Work to do:
Copy out the listing exactly.

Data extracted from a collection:
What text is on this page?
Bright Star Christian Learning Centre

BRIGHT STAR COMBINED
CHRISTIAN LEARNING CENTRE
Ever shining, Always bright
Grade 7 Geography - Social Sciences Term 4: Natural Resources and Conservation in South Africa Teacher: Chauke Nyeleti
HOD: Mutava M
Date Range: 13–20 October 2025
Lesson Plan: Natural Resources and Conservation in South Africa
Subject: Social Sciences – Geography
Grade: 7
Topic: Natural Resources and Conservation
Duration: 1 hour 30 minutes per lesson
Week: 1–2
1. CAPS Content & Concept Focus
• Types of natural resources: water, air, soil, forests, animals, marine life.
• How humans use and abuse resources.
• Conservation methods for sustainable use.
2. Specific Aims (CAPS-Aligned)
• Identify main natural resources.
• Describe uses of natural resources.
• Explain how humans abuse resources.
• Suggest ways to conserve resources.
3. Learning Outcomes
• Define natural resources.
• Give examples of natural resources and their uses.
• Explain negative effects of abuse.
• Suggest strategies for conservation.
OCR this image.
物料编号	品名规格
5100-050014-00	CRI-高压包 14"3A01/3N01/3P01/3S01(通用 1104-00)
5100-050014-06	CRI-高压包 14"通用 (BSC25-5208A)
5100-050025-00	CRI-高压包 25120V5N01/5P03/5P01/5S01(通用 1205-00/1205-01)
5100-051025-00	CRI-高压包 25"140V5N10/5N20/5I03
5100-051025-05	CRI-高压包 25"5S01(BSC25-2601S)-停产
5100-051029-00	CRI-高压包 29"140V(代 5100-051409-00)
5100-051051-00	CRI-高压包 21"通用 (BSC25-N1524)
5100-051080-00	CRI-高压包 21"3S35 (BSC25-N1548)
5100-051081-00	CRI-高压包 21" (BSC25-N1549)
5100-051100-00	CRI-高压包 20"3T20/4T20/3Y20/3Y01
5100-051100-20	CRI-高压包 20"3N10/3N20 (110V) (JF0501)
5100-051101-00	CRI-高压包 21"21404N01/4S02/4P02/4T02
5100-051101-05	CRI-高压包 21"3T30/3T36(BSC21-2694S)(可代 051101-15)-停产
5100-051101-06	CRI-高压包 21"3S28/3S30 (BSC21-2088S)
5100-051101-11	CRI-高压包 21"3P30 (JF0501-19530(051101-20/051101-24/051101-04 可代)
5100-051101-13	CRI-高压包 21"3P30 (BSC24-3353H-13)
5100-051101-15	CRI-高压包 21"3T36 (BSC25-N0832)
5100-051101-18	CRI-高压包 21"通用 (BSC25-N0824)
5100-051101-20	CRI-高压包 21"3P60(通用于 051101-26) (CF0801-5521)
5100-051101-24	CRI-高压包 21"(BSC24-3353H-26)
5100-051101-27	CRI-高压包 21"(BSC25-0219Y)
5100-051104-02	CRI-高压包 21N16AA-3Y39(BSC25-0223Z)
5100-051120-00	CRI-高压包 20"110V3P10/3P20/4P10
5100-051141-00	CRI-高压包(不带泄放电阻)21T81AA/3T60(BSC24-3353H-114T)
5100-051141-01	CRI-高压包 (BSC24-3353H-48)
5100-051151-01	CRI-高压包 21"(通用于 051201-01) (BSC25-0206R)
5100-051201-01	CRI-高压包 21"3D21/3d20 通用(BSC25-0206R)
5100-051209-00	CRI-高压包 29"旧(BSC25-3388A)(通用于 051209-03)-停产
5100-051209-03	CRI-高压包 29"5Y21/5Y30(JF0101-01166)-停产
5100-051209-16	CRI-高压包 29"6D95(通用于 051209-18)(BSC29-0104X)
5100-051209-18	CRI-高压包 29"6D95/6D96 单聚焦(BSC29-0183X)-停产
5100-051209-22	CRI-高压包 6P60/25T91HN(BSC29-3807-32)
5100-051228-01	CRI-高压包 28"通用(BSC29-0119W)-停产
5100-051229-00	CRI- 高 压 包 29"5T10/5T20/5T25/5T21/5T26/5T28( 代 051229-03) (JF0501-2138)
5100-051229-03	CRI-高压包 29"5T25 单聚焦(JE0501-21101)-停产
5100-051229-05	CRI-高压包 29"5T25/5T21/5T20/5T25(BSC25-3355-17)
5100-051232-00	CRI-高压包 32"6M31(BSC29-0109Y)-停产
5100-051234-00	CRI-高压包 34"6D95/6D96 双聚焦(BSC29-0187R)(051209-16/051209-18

Exercise response:
What text is on this page?
Bright Star Christian Learning Centre

BRIGHT STAR COMBINED
CHRISTIAN LEARNING CENTRE
Ever shining, Always bright
Grade 7 Geography - Social Sciences Term 4: Natural Resources and Conservation in South Africa Teacher: Chauke Nyeleti
HOD: Mutava M
Date Range: 13–20 October 2025
Lesson Plan: Natural Resources and Conservation in South Africa
Subject: Social Sciences – Geography
Grade: 7
Topic: Natural Resources and Conservation
Duration: 1 hour 30 minutes per lesson
Week: 1–2
1. CAPS Content & Concept Focus
• Types of natural resources: water, air, soil, forests, animals, marine life.
• How humans use and abuse resources.
• Conservation methods for sustainable use.
2. Specific Aims (CAPS-Aligned)
• Identify main natural resources.
• Describe uses of natural resources.
• Explain how humans abuse resources.
• Suggest ways to conserve resources.
3. Learning Outcomes
• Define natural resources.
• Give examples of natural resources and their uses.
• Explain negative effects of abuse.
• Suggest strategies for conservation.
OCR this image.
物料编号	品名规格
5100-050014-00	CRI-高压包 14"3A01/3N01/3P01/3S01(通用 1104-00)
5100-050014-06	CRI-高压包 14"通用 (BSC25-5208A)
5100-050025-00	CRI-高压包 25120V5N01/5P03/5P01/5S01(通用 1205-00/1205-01)
5100-051025-00	CRI-高压包 25"140V5N10/5N20/5I03
5100-051025-05	CRI-高压包 25"5S01(BSC25-2601S)-停产
5100-051029-00	CRI-高压包 29"140V(代 5100-051409-00)
5100-051051-00	CRI-高压包 21"通用 (BSC25-N1524)
5100-051080-00	CRI-高压包 21"3S35 (BSC25-N1548)
5100-051081-00	CRI-高压包 21" (BSC25-N1549)
5100-051100-00	CRI-高压包 20"3T20/4T20/3Y20/3Y01
5100-051100-20	CRI-高压包 20"3N10/3N20 (110V) (JF0501)
5100-051101-00	CRI-高压包 21"21404N01/4S02/4P02/4T02
5100-051101-05	CRI-高压包 21"3T30/3T36(BSC21-2694S)(可代 051101-15)-停产
5100-051101-06	CRI-高压包 21"3S28/3S30 (BSC21-2088S)
5100-051101-11	CRI-高压包 21"3P30 (JF0501-19530(051101-20/051101-24/051101-04 可代)
5100-051101-13	CRI-高压包 21"3P30 (BSC24-3353H-13)
5100-051101-15	CRI-高压包 21"3T36 (BSC25-N0832)
5100-051101-18	CRI-高压包 21"通用 (BSC25-N0824)
5100-051101-20	CRI-高压包 21"3P60(通用于 051101-26) (CF0801-5521)
5100-051101-24	CRI-高压包 21"(BSC24-3353H-26)
5100-051101-27	CRI-高压包 21"(BSC25-0219Y)
5100-051104-02	CRI-高压包 21N16AA-3Y39(BSC25-0223Z)
5100-051120-00	CRI-高压包 20"110V3P10/3P20/4P10
5100-051141-00	CRI-高压包(不带泄放电阻)21T81AA/3T60(BSC24-3353H-114T)
5100-051141-01	CRI-高压包 (BSC24-3353H-48)
5100-051151-01	CRI-高压包 21"(通用于 051201-01) (BSC25-0206R)
5100-051201-01	CRI-高压包 21"3D21/3d20 通用(BSC25-0206R)
5100-051209-00	CRI-高压包 29"旧(BSC25-3388A)(通用于 051209-03)-停产
5100-051209-03	CRI-高压包 29"5Y21/5Y30(JF0101-01166)-停产
5100-051209-16	CRI-高压包 29"6D95(通用于 051209-18)(BSC29-0104X)
5100-051209-18	CRI-高压包 29"6D95/6D96 单聚焦(BSC29-0183X)-停产
5100-051209-22	CRI-高压包 6P60/25T91HN(BSC29-3807-32)
5100-051228-01	CRI-高压包 28"通用(BSC29-0119W)-停产
5100-051229-00	CRI- 高 压 包 29"5T10/5T20/5T25/5T21/5T26/5T28( 代 051229-03) (JF0501-2138)
5100-051229-03	CRI-高压包 29"5T25 单聚焦(JE0501-21101)-停产
5100-051229-05	CRI-高压包 29"5T25/5T21/5T20/5T25(BSC25-3355-17)
5100-051232-00	CRI-高压包 32"6M31(BSC29-0109Y)-停产
5100-051234-00	CRI-高压包 34"6D95/6D96 双聚焦(BSC29-0187R)(051209-16/051209-18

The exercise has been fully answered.